== Short task ==
Retype the whole listing below exactly, leaving out the picture.

===== Supplied data =====

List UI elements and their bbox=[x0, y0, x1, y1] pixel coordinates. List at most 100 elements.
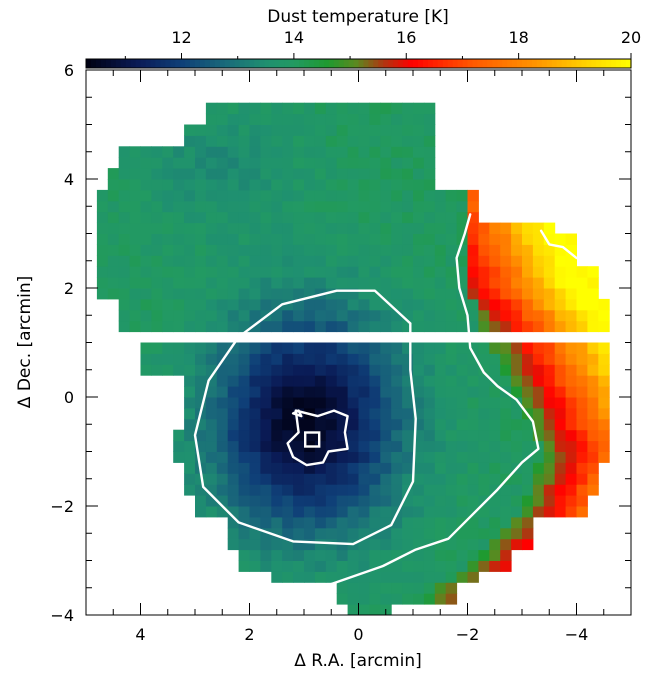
temperature-pixel bbox=[456, 571, 468, 583]
temperature-pixel bbox=[107, 222, 120, 234]
temperature-pixel bbox=[107, 179, 120, 191]
temperature-pixel bbox=[195, 429, 207, 442]
temperature-pixel bbox=[260, 353, 272, 365]
temperature-pixel bbox=[434, 298, 447, 311]
temperature-pixel bbox=[216, 266, 229, 278]
temperature-pixel bbox=[140, 342, 152, 354]
temperature-pixel bbox=[434, 560, 447, 572]
temperature-pixel bbox=[216, 135, 229, 147]
temperature-pixel bbox=[522, 527, 534, 540]
temperature-pixel bbox=[565, 495, 577, 507]
temperature-pixel bbox=[423, 440, 436, 452]
temperature-pixel bbox=[489, 320, 501, 333]
temperature-pixel bbox=[216, 309, 229, 322]
temperature-pixel bbox=[336, 593, 349, 605]
temperature-pixel bbox=[456, 440, 468, 452]
temperature-pixel bbox=[358, 135, 370, 147]
temperature-pixel bbox=[260, 342, 272, 354]
temperature-pixel bbox=[129, 222, 141, 234]
temperature-pixel bbox=[489, 462, 501, 474]
temperature-pixel bbox=[402, 440, 414, 452]
colorbar-segment bbox=[254, 59, 260, 68]
temperature-pixel bbox=[402, 244, 414, 256]
temperature-pixel bbox=[522, 298, 534, 311]
temperature-pixel bbox=[423, 407, 436, 420]
temperature-pixel bbox=[423, 495, 436, 507]
temperature-pixel bbox=[325, 255, 338, 267]
colorbar-segment bbox=[477, 59, 483, 68]
temperature-pixel bbox=[358, 549, 370, 561]
temperature-pixel bbox=[576, 440, 588, 452]
temperature-pixel bbox=[336, 429, 349, 442]
temperature-pixel bbox=[314, 495, 327, 507]
temperature-pixel bbox=[195, 277, 207, 289]
temperature-pixel bbox=[293, 495, 305, 507]
temperature-pixel bbox=[423, 309, 436, 322]
x-tick-label: 2 bbox=[244, 625, 254, 644]
temperature-pixel bbox=[576, 364, 588, 376]
temperature-pixel bbox=[456, 473, 468, 485]
temperature-pixel bbox=[358, 244, 370, 256]
temperature-pixel bbox=[304, 146, 316, 158]
temperature-pixel bbox=[304, 244, 316, 256]
temperature-pixel bbox=[205, 429, 218, 442]
temperature-pixel bbox=[205, 233, 218, 245]
temperature-pixel bbox=[511, 277, 523, 289]
temperature-pixel bbox=[140, 189, 152, 202]
temperature-pixel bbox=[151, 233, 163, 245]
temperature-pixel bbox=[260, 495, 272, 507]
y-tick-label: −4 bbox=[50, 606, 74, 625]
temperature-pixel bbox=[489, 298, 501, 311]
temperature-pixel bbox=[391, 418, 403, 431]
temperature-pixel bbox=[162, 233, 174, 245]
temperature-pixel bbox=[304, 418, 316, 431]
temperature-pixel bbox=[336, 506, 349, 518]
temperature-pixel bbox=[489, 364, 501, 376]
temperature-pixel bbox=[336, 179, 349, 191]
colorbar-segment bbox=[482, 59, 488, 68]
temperature-pixel bbox=[554, 495, 567, 507]
temperature-pixel bbox=[184, 418, 196, 431]
temperature-pixel bbox=[456, 462, 468, 474]
temperature-pixel bbox=[522, 288, 534, 300]
temperature-pixel bbox=[282, 571, 294, 583]
temperature-pixel bbox=[184, 451, 196, 463]
temperature-pixel bbox=[402, 538, 414, 551]
temperature-pixel bbox=[358, 364, 370, 376]
temperature-pixel bbox=[293, 560, 305, 572]
temperature-pixel bbox=[205, 484, 218, 496]
temperature-pixel bbox=[413, 266, 425, 278]
temperature-pixel bbox=[271, 418, 283, 431]
temperature-pixel bbox=[173, 440, 185, 452]
temperature-pixel bbox=[129, 168, 141, 180]
temperature-pixel bbox=[118, 255, 131, 267]
temperature-pixel bbox=[336, 386, 349, 398]
temperature-pixel bbox=[184, 288, 196, 300]
temperature-pixel bbox=[402, 506, 414, 518]
temperature-pixel bbox=[260, 397, 272, 409]
temperature-pixel bbox=[402, 386, 414, 398]
temperature-pixel bbox=[478, 288, 490, 300]
temperature-pixel bbox=[445, 440, 458, 452]
temperature-pixel bbox=[532, 375, 545, 387]
temperature-pixel bbox=[445, 473, 458, 485]
temperature-pixel bbox=[358, 516, 370, 529]
temperature-pixel bbox=[434, 189, 447, 202]
temperature-pixel bbox=[543, 364, 556, 376]
temperature-pixel bbox=[205, 320, 218, 333]
temperature-pixel bbox=[293, 473, 305, 485]
temperature-pixel bbox=[543, 342, 556, 354]
temperature-pixel bbox=[445, 516, 458, 529]
temperature-pixel bbox=[358, 604, 370, 616]
temperature-pixel bbox=[434, 288, 447, 300]
temperature-pixel bbox=[271, 168, 283, 180]
temperature-pixel bbox=[216, 429, 229, 442]
temperature-pixel bbox=[434, 397, 447, 409]
temperature-pixel bbox=[260, 375, 272, 387]
temperature-pixel bbox=[227, 200, 240, 213]
temperature-pixel bbox=[369, 495, 381, 507]
temperature-pixel bbox=[402, 582, 414, 594]
temperature-pixel bbox=[576, 473, 588, 485]
colorbar-title: Dust temperature [K] bbox=[267, 7, 448, 27]
temperature-pixel bbox=[129, 266, 141, 278]
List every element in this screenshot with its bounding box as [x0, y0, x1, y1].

=====

== Solution below ==
List UI elements and their bbox=[x0, y0, x1, y1] pixel coordinates. List at most 100 elements.
temperature-pixel bbox=[456, 571, 468, 583]
temperature-pixel bbox=[107, 222, 120, 234]
temperature-pixel bbox=[107, 179, 120, 191]
temperature-pixel bbox=[195, 429, 207, 442]
temperature-pixel bbox=[260, 353, 272, 365]
temperature-pixel bbox=[434, 298, 447, 311]
temperature-pixel bbox=[216, 266, 229, 278]
temperature-pixel bbox=[140, 342, 152, 354]
temperature-pixel bbox=[434, 560, 447, 572]
temperature-pixel bbox=[216, 135, 229, 147]
temperature-pixel bbox=[522, 527, 534, 540]
temperature-pixel bbox=[565, 495, 577, 507]
temperature-pixel bbox=[423, 440, 436, 452]
temperature-pixel bbox=[489, 320, 501, 333]
temperature-pixel bbox=[216, 309, 229, 322]
temperature-pixel bbox=[336, 593, 349, 605]
temperature-pixel bbox=[456, 440, 468, 452]
temperature-pixel bbox=[358, 135, 370, 147]
temperature-pixel bbox=[260, 342, 272, 354]
temperature-pixel bbox=[129, 222, 141, 234]
temperature-pixel bbox=[489, 462, 501, 474]
temperature-pixel bbox=[402, 440, 414, 452]
colorbar-segment bbox=[254, 59, 260, 68]
temperature-pixel bbox=[402, 244, 414, 256]
temperature-pixel bbox=[522, 298, 534, 311]
temperature-pixel bbox=[423, 407, 436, 420]
temperature-pixel bbox=[423, 495, 436, 507]
temperature-pixel bbox=[325, 255, 338, 267]
colorbar-segment bbox=[477, 59, 483, 68]
temperature-pixel bbox=[358, 549, 370, 561]
temperature-pixel bbox=[576, 440, 588, 452]
temperature-pixel bbox=[336, 429, 349, 442]
temperature-pixel bbox=[314, 495, 327, 507]
temperature-pixel bbox=[195, 277, 207, 289]
temperature-pixel bbox=[293, 495, 305, 507]
temperature-pixel bbox=[423, 309, 436, 322]
x-tick-label: 2 bbox=[244, 625, 254, 644]
temperature-pixel bbox=[576, 364, 588, 376]
temperature-pixel bbox=[456, 473, 468, 485]
temperature-pixel bbox=[358, 244, 370, 256]
temperature-pixel bbox=[304, 146, 316, 158]
temperature-pixel bbox=[304, 244, 316, 256]
temperature-pixel bbox=[205, 429, 218, 442]
temperature-pixel bbox=[205, 233, 218, 245]
temperature-pixel bbox=[511, 277, 523, 289]
temperature-pixel bbox=[140, 189, 152, 202]
temperature-pixel bbox=[151, 233, 163, 245]
temperature-pixel bbox=[260, 495, 272, 507]
y-tick-label: −4 bbox=[50, 606, 74, 625]
temperature-pixel bbox=[489, 298, 501, 311]
temperature-pixel bbox=[391, 418, 403, 431]
temperature-pixel bbox=[162, 233, 174, 245]
temperature-pixel bbox=[304, 418, 316, 431]
temperature-pixel bbox=[336, 506, 349, 518]
temperature-pixel bbox=[489, 364, 501, 376]
temperature-pixel bbox=[336, 179, 349, 191]
colorbar-segment bbox=[482, 59, 488, 68]
temperature-pixel bbox=[554, 495, 567, 507]
temperature-pixel bbox=[184, 418, 196, 431]
temperature-pixel bbox=[456, 462, 468, 474]
temperature-pixel bbox=[522, 288, 534, 300]
temperature-pixel bbox=[282, 571, 294, 583]
temperature-pixel bbox=[184, 451, 196, 463]
temperature-pixel bbox=[402, 538, 414, 551]
temperature-pixel bbox=[358, 364, 370, 376]
temperature-pixel bbox=[293, 560, 305, 572]
temperature-pixel bbox=[205, 484, 218, 496]
temperature-pixel bbox=[413, 266, 425, 278]
temperature-pixel bbox=[271, 418, 283, 431]
temperature-pixel bbox=[173, 440, 185, 452]
temperature-pixel bbox=[129, 168, 141, 180]
temperature-pixel bbox=[118, 255, 131, 267]
temperature-pixel bbox=[336, 386, 349, 398]
temperature-pixel bbox=[184, 288, 196, 300]
temperature-pixel bbox=[402, 506, 414, 518]
temperature-pixel bbox=[260, 397, 272, 409]
temperature-pixel bbox=[402, 386, 414, 398]
temperature-pixel bbox=[478, 288, 490, 300]
temperature-pixel bbox=[445, 440, 458, 452]
temperature-pixel bbox=[532, 375, 545, 387]
temperature-pixel bbox=[445, 473, 458, 485]
temperature-pixel bbox=[358, 516, 370, 529]
temperature-pixel bbox=[434, 189, 447, 202]
temperature-pixel bbox=[543, 364, 556, 376]
temperature-pixel bbox=[205, 320, 218, 333]
temperature-pixel bbox=[293, 473, 305, 485]
temperature-pixel bbox=[543, 342, 556, 354]
temperature-pixel bbox=[445, 516, 458, 529]
temperature-pixel bbox=[358, 604, 370, 616]
temperature-pixel bbox=[434, 288, 447, 300]
temperature-pixel bbox=[271, 168, 283, 180]
temperature-pixel bbox=[216, 429, 229, 442]
temperature-pixel bbox=[434, 397, 447, 409]
temperature-pixel bbox=[260, 375, 272, 387]
temperature-pixel bbox=[227, 200, 240, 213]
temperature-pixel bbox=[369, 495, 381, 507]
temperature-pixel bbox=[402, 582, 414, 594]
temperature-pixel bbox=[576, 473, 588, 485]
colorbar-title: Dust temperature [K] bbox=[267, 7, 448, 27]
temperature-pixel bbox=[129, 266, 141, 278]
List every element in this screenshot with its bounding box as [x0, y0, x1, y1].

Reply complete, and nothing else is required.